== Data for processing

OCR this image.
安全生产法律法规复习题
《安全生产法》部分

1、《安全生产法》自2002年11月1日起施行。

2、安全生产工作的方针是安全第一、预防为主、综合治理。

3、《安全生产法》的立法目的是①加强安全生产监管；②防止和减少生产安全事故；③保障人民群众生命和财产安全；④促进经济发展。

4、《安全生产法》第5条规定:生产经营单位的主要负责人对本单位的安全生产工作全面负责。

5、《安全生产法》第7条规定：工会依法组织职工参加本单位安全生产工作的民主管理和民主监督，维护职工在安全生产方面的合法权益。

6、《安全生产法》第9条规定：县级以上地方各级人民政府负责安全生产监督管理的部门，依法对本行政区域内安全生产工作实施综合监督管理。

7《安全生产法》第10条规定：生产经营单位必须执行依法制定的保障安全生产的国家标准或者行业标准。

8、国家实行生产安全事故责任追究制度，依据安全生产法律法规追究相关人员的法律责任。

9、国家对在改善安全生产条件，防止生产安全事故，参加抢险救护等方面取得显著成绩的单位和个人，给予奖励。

====
== Data for processing

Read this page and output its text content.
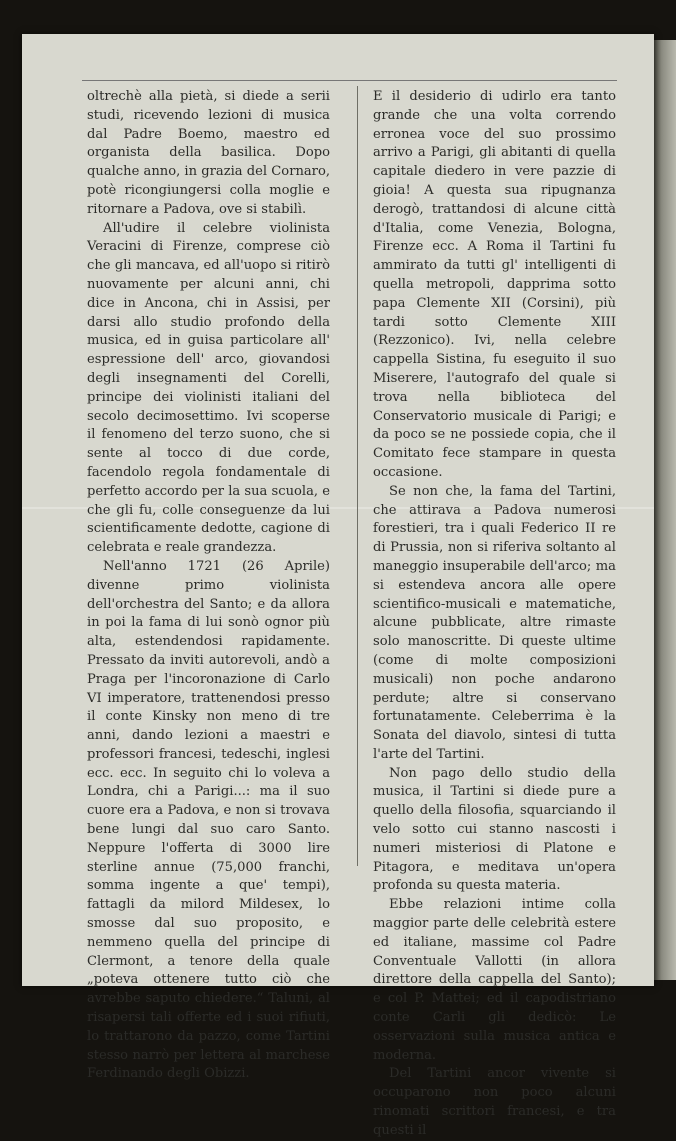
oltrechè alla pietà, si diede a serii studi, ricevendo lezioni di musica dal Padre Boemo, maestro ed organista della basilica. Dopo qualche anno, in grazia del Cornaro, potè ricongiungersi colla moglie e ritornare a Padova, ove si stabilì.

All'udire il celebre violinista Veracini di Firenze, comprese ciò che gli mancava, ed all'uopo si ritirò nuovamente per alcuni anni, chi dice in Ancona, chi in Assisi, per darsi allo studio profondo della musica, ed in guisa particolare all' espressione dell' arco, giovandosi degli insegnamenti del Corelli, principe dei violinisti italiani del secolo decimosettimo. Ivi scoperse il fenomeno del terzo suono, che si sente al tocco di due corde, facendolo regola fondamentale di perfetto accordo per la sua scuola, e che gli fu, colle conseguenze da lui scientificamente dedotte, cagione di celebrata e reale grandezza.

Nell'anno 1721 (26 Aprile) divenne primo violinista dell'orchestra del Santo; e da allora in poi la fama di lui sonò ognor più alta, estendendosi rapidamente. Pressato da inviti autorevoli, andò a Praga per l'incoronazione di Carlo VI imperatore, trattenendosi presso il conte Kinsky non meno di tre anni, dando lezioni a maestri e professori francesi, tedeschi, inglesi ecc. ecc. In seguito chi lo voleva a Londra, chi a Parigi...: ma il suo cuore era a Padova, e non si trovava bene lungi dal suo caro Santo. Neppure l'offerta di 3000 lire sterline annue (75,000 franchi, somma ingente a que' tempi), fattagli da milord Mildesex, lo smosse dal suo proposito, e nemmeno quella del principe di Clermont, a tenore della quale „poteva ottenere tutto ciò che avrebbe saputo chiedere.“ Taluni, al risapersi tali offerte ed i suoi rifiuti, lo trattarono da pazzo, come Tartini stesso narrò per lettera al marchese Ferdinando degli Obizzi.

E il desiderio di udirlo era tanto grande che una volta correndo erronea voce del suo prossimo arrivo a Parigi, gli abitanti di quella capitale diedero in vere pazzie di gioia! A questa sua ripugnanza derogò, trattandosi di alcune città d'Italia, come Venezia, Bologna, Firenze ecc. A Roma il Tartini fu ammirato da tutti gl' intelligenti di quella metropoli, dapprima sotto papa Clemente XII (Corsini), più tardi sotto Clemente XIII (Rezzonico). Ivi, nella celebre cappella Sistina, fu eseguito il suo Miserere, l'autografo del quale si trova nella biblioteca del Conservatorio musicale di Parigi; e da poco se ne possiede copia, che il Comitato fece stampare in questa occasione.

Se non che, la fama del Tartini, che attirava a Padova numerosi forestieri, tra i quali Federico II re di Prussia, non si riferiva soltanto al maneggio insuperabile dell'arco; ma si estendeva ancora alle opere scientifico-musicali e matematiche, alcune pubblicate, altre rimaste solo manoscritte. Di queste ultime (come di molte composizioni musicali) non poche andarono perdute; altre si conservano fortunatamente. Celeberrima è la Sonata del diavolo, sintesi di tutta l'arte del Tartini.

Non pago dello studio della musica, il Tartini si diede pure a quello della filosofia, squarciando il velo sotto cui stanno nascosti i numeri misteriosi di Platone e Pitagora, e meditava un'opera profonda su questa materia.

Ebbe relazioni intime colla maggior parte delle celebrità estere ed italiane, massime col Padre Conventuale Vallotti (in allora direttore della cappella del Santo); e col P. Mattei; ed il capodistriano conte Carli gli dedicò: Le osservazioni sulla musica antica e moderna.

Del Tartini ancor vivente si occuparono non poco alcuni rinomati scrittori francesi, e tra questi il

====

- **Objective**: Which lines in the data above contain "studio"? Show each one.

- **Answer for this exercise**:
All'udire il celebre violinista Veracini di Firenze, comprese ciò che gli mancava, ed all'uopo si ritirò nuovamente per alcuni anni, chi dice in Ancona, chi in Assisi, per darsi allo studio profondo della musica, ed in guisa particolare all' espressione dell' arco, giovandosi degli insegnamenti del Corelli, principe dei violinisti italiani del secolo decimosettimo. Ivi scoperse il fenomeno del terzo suono, che si sente al tocco di due corde, facendolo regola fondamentale di perfetto accordo per la sua scuola, e che gli fu, colle conseguenze da lui scientificamente dedotte, cagione di celebrata e reale grandezza.
Non pago dello studio della musica, il Tartini si diede pure a quello della filosofia, squarciando il velo sotto cui stanno nascosti i numeri misteriosi di Platone e Pitagora, e meditava un'opera profonda su questa materia.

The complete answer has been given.